**Request**
Copy out again, word for word, the lines of the items from the very first one through the line with "left-y-axis-label: Training Accuracy", both ends included.

**Extracted information**
= = = = = = =

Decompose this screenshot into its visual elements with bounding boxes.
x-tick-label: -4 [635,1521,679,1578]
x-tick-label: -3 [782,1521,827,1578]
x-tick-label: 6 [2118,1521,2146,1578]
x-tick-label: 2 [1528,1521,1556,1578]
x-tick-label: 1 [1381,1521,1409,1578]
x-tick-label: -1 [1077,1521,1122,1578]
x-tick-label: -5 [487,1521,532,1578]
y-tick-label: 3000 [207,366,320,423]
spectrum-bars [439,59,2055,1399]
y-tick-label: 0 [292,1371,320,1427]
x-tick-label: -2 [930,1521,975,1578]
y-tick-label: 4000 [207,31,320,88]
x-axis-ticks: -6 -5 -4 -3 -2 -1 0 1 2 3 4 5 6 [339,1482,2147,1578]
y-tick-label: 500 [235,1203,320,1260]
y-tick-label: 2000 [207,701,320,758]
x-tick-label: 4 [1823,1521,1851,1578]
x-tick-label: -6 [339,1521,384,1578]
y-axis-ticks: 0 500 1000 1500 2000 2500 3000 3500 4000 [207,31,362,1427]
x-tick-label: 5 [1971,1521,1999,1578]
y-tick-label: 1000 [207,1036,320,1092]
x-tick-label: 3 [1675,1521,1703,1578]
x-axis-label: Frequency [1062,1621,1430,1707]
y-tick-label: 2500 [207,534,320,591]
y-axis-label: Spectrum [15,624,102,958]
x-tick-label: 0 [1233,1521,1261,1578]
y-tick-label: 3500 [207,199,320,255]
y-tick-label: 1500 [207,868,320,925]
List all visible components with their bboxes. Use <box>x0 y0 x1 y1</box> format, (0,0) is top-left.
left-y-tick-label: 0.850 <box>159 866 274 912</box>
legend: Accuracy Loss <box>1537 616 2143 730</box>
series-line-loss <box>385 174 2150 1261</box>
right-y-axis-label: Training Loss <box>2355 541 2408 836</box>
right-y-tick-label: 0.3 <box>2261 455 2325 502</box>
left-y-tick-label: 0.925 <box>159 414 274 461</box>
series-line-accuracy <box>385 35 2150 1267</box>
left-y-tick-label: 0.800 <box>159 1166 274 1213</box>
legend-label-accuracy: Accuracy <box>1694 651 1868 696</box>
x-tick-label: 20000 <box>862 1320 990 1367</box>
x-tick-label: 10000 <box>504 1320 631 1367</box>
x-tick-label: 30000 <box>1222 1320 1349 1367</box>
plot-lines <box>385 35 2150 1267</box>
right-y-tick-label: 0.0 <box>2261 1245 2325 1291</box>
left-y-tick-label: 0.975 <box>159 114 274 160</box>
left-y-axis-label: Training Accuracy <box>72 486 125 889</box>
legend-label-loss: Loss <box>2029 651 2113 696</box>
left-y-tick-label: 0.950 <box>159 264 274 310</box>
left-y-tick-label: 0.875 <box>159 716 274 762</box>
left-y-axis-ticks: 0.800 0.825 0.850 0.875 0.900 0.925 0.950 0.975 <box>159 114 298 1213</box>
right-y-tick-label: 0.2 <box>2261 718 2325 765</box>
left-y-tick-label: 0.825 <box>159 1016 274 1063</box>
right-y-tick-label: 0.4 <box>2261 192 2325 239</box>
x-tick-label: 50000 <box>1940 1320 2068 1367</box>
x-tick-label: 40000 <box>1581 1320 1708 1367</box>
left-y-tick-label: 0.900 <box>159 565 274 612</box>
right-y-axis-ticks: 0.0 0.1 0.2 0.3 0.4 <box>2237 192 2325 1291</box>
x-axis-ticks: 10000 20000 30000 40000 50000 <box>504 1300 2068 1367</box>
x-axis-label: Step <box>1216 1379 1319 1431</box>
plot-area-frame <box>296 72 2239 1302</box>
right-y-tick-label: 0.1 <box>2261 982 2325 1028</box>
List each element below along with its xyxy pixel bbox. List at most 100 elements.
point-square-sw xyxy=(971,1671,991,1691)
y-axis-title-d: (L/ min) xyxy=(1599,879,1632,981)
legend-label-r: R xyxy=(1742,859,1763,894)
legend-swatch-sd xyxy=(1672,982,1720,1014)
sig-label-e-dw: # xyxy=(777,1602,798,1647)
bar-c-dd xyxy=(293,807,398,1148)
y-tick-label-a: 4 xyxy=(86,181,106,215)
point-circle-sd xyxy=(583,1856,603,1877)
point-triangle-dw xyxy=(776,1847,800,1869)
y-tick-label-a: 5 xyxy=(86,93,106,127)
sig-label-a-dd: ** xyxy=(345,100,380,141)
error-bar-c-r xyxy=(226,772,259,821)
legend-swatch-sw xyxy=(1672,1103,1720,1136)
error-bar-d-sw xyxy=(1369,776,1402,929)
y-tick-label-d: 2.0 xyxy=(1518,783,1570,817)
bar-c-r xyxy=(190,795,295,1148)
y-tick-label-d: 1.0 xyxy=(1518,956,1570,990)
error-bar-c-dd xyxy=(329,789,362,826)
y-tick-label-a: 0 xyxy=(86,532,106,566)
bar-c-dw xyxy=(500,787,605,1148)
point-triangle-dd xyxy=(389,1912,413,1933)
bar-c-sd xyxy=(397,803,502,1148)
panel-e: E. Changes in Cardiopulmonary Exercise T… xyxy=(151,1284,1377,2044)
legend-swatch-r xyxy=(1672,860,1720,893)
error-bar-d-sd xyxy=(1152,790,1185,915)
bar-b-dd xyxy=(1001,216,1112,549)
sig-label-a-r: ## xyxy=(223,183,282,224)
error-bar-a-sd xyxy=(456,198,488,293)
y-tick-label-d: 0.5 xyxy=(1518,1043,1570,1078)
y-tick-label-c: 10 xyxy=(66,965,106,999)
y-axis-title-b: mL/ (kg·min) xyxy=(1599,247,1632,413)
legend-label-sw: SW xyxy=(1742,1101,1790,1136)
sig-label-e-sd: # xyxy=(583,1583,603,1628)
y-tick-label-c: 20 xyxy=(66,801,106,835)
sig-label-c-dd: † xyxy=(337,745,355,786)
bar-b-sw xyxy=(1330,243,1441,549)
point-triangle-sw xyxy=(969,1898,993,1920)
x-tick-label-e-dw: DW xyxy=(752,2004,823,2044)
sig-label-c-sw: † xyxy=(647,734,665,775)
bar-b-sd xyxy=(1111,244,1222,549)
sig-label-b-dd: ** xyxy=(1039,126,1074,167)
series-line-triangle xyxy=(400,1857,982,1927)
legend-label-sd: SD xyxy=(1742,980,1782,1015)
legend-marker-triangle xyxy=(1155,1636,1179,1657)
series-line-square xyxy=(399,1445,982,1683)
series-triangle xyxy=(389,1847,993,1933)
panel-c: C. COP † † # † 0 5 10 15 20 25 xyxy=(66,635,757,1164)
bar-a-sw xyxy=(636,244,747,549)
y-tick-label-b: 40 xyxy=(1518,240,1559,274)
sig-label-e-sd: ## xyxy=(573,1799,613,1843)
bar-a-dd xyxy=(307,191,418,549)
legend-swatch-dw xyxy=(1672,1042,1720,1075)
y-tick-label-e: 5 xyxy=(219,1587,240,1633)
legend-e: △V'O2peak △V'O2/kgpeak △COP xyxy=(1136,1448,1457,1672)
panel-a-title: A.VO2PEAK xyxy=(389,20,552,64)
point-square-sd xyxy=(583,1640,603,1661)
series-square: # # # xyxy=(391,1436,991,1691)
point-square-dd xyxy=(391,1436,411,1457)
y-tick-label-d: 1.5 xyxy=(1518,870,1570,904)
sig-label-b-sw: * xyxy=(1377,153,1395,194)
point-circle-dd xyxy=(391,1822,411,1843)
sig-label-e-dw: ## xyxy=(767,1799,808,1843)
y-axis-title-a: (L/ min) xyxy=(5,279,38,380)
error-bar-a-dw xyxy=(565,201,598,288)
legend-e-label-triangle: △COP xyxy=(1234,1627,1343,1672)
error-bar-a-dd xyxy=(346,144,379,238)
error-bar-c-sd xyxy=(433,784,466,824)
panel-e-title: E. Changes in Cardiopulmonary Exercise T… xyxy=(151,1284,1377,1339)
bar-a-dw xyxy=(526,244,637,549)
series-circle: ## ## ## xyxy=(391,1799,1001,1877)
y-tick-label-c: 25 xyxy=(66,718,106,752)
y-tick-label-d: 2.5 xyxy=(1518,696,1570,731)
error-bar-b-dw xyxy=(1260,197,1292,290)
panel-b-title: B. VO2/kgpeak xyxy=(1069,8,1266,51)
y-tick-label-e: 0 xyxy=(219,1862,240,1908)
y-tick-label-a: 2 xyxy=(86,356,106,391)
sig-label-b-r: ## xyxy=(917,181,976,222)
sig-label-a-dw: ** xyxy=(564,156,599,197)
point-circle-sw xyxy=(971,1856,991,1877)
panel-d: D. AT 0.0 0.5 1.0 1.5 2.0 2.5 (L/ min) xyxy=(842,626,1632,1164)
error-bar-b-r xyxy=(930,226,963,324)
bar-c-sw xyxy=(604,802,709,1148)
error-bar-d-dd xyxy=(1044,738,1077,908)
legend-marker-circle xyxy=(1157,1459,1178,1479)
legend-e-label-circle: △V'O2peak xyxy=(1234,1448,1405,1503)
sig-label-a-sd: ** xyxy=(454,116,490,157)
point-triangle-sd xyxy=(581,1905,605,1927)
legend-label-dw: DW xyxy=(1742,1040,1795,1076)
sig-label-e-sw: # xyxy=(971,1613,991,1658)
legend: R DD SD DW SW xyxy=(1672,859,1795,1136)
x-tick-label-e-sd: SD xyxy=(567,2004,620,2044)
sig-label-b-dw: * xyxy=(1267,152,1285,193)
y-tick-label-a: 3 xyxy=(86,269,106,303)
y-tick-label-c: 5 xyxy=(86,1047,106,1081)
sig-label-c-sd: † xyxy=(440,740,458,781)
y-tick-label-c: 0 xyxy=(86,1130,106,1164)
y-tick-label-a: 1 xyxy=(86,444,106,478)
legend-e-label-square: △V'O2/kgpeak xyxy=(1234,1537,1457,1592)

= = = = = = =

**Result for this task**
Decompose this screenshot into its visual elements with bounding boxes.
x-tick-label: -4 [635,1521,679,1578]
x-tick-label: -3 [782,1521,827,1578]
x-tick-label: 6 [2118,1521,2146,1578]
x-tick-label: 2 [1528,1521,1556,1578]
x-tick-label: 1 [1381,1521,1409,1578]
x-tick-label: -1 [1077,1521,1122,1578]
x-tick-label: -5 [487,1521,532,1578]
y-tick-label: 3000 [207,366,320,423]
spectrum-bars [439,59,2055,1399]
y-tick-label: 0 [292,1371,320,1427]
x-tick-label: -2 [930,1521,975,1578]
y-tick-label: 4000 [207,31,320,88]
x-axis-ticks: -6 -5 -4 -3 -2 -1 0 1 2 3 4 5 6 [339,1482,2147,1578]
y-tick-label: 500 [235,1203,320,1260]
y-tick-label: 2000 [207,701,320,758]
x-tick-label: 4 [1823,1521,1851,1578]
x-tick-label: -6 [339,1521,384,1578]
y-axis-ticks: 0 500 1000 1500 2000 2500 3000 3500 4000 [207,31,362,1427]
x-tick-label: 5 [1971,1521,1999,1578]
y-tick-label: 1000 [207,1036,320,1092]
x-tick-label: 3 [1675,1521,1703,1578]
x-axis-label: Frequency [1062,1621,1430,1707]
y-tick-label: 2500 [207,534,320,591]
y-axis-label: Spectrum [15,624,102,958]
x-tick-label: 0 [1233,1521,1261,1578]
y-tick-label: 3500 [207,199,320,255]
y-tick-label: 1500 [207,868,320,925]
List all visible components with their bboxes. Use <box>x0 y0 x1 y1</box> format, (0,0) is top-left.
left-y-tick-label: 0.850 <box>159 866 274 912</box>
legend: Accuracy Loss <box>1537 616 2143 730</box>
series-line-loss <box>385 174 2150 1261</box>
right-y-axis-label: Training Loss <box>2355 541 2408 836</box>
right-y-tick-label: 0.3 <box>2261 455 2325 502</box>
left-y-tick-label: 0.925 <box>159 414 274 461</box>
series-line-accuracy <box>385 35 2150 1267</box>
left-y-tick-label: 0.800 <box>159 1166 274 1213</box>
legend-label-accuracy: Accuracy <box>1694 651 1868 696</box>
x-tick-label: 20000 <box>862 1320 990 1367</box>
x-tick-label: 10000 <box>504 1320 631 1367</box>
x-tick-label: 30000 <box>1222 1320 1349 1367</box>
plot-lines <box>385 35 2150 1267</box>
right-y-tick-label: 0.0 <box>2261 1245 2325 1291</box>
left-y-tick-label: 0.975 <box>159 114 274 160</box>
left-y-axis-label: Training Accuracy <box>72 486 125 889</box>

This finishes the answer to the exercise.